* WHAT IS EXPECTED: Reproduce all the entries exactly and keep the pictures out.

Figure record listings
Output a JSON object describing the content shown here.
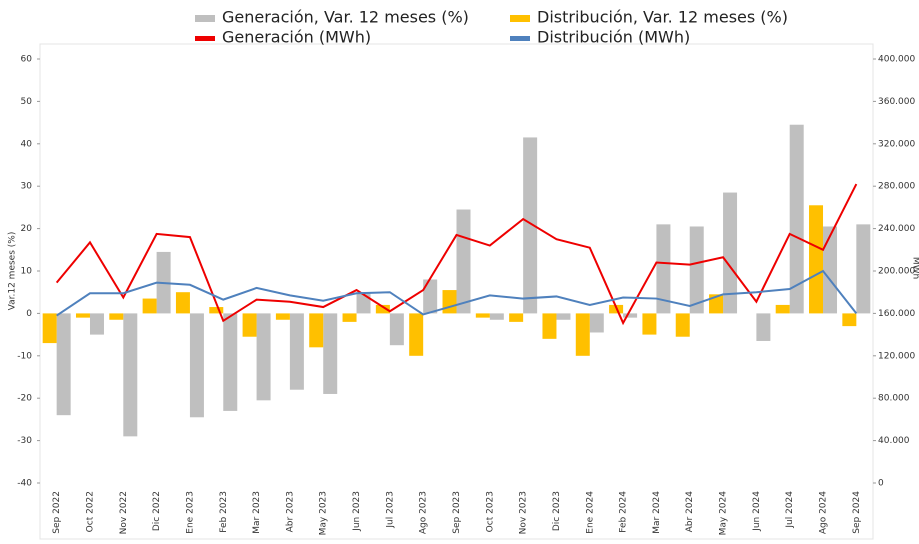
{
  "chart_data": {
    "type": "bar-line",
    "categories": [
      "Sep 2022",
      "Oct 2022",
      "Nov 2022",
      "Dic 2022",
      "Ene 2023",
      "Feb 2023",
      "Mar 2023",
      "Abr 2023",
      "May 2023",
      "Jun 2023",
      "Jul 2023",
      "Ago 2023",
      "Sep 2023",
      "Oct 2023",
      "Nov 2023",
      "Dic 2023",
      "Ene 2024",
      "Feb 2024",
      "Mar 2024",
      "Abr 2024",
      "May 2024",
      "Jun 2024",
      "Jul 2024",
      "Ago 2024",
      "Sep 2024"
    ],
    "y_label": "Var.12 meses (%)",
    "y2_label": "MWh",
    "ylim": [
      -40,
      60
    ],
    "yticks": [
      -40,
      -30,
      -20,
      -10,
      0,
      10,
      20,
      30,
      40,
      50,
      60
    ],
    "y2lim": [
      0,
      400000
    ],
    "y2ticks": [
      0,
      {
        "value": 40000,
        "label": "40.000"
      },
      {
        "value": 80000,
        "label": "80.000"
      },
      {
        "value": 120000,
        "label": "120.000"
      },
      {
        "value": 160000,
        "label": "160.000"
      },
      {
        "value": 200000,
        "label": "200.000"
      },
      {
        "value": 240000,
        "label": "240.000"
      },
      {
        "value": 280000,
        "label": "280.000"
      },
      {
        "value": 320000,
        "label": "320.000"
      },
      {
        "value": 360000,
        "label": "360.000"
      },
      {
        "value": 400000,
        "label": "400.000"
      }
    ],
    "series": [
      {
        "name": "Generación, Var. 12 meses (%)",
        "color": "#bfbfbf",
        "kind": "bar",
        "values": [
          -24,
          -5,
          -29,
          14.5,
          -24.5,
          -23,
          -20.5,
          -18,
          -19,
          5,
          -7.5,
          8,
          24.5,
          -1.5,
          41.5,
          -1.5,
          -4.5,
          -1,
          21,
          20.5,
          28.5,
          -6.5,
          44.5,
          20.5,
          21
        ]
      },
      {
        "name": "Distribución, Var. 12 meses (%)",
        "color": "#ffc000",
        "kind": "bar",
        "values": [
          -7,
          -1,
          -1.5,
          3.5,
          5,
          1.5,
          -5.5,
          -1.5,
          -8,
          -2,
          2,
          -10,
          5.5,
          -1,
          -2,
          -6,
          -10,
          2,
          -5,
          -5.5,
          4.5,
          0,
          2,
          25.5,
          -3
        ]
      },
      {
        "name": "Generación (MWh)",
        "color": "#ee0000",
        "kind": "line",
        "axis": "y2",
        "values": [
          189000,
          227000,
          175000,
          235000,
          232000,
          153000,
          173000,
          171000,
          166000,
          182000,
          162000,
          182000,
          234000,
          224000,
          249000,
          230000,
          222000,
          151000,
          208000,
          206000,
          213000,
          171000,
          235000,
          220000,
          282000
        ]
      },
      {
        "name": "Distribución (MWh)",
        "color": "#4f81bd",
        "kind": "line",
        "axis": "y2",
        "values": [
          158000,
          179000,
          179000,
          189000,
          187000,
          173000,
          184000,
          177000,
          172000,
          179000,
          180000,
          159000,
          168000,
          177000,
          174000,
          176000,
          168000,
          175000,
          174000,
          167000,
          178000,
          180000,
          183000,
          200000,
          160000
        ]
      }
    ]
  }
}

* RESPONSE TO THE TASK:
Output a JSON object describing the content shown here.
{
  "chart_data": {
    "type": "bar-line",
    "categories": [
      "Sep 2022",
      "Oct 2022",
      "Nov 2022",
      "Dic 2022",
      "Ene 2023",
      "Feb 2023",
      "Mar 2023",
      "Abr 2023",
      "May 2023",
      "Jun 2023",
      "Jul 2023",
      "Ago 2023",
      "Sep 2023",
      "Oct 2023",
      "Nov 2023",
      "Dic 2023",
      "Ene 2024",
      "Feb 2024",
      "Mar 2024",
      "Abr 2024",
      "May 2024",
      "Jun 2024",
      "Jul 2024",
      "Ago 2024",
      "Sep 2024"
    ],
    "y_label": "Var.12 meses (%)",
    "y2_label": "MWh",
    "ylim": [
      -40,
      60
    ],
    "yticks": [
      -40,
      -30,
      -20,
      -10,
      0,
      10,
      20,
      30,
      40,
      50,
      60
    ],
    "y2lim": [
      0,
      400000
    ],
    "y2ticks": [
      0,
      {
        "value": 40000,
        "label": "40.000"
      },
      {
        "value": 80000,
        "label": "80.000"
      },
      {
        "value": 120000,
        "label": "120.000"
      },
      {
        "value": 160000,
        "label": "160.000"
      },
      {
        "value": 200000,
        "label": "200.000"
      },
      {
        "value": 240000,
        "label": "240.000"
      },
      {
        "value": 280000,
        "label": "280.000"
      },
      {
        "value": 320000,
        "label": "320.000"
      },
      {
        "value": 360000,
        "label": "360.000"
      },
      {
        "value": 400000,
        "label": "400.000"
      }
    ],
    "series": [
      {
        "name": "Generación, Var. 12 meses (%)",
        "color": "#bfbfbf",
        "kind": "bar",
        "values": [
          -24,
          -5,
          -29,
          14.5,
          -24.5,
          -23,
          -20.5,
          -18,
          -19,
          5,
          -7.5,
          8,
          24.5,
          -1.5,
          41.5,
          -1.5,
          -4.5,
          -1,
          21,
          20.5,
          28.5,
          -6.5,
          44.5,
          20.5,
          21
        ]
      },
      {
        "name": "Distribución, Var. 12 meses (%)",
        "color": "#ffc000",
        "kind": "bar",
        "values": [
          -7,
          -1,
          -1.5,
          3.5,
          5,
          1.5,
          -5.5,
          -1.5,
          -8,
          -2,
          2,
          -10,
          5.5,
          -1,
          -2,
          -6,
          -10,
          2,
          -5,
          -5.5,
          4.5,
          0,
          2,
          25.5,
          -3
        ]
      },
      {
        "name": "Generación (MWh)",
        "color": "#ee0000",
        "kind": "line",
        "axis": "y2",
        "values": [
          189000,
          227000,
          175000,
          235000,
          232000,
          153000,
          173000,
          171000,
          166000,
          182000,
          162000,
          182000,
          234000,
          224000,
          249000,
          230000,
          222000,
          151000,
          208000,
          206000,
          213000,
          171000,
          235000,
          220000,
          282000
        ]
      },
      {
        "name": "Distribución (MWh)",
        "color": "#4f81bd",
        "kind": "line",
        "axis": "y2",
        "values": [
          158000,
          179000,
          179000,
          189000,
          187000,
          173000,
          184000,
          177000,
          172000,
          179000,
          180000,
          159000,
          168000,
          177000,
          174000,
          176000,
          168000,
          175000,
          174000,
          167000,
          178000,
          180000,
          183000,
          200000,
          160000
        ]
      }
    ]
  }
}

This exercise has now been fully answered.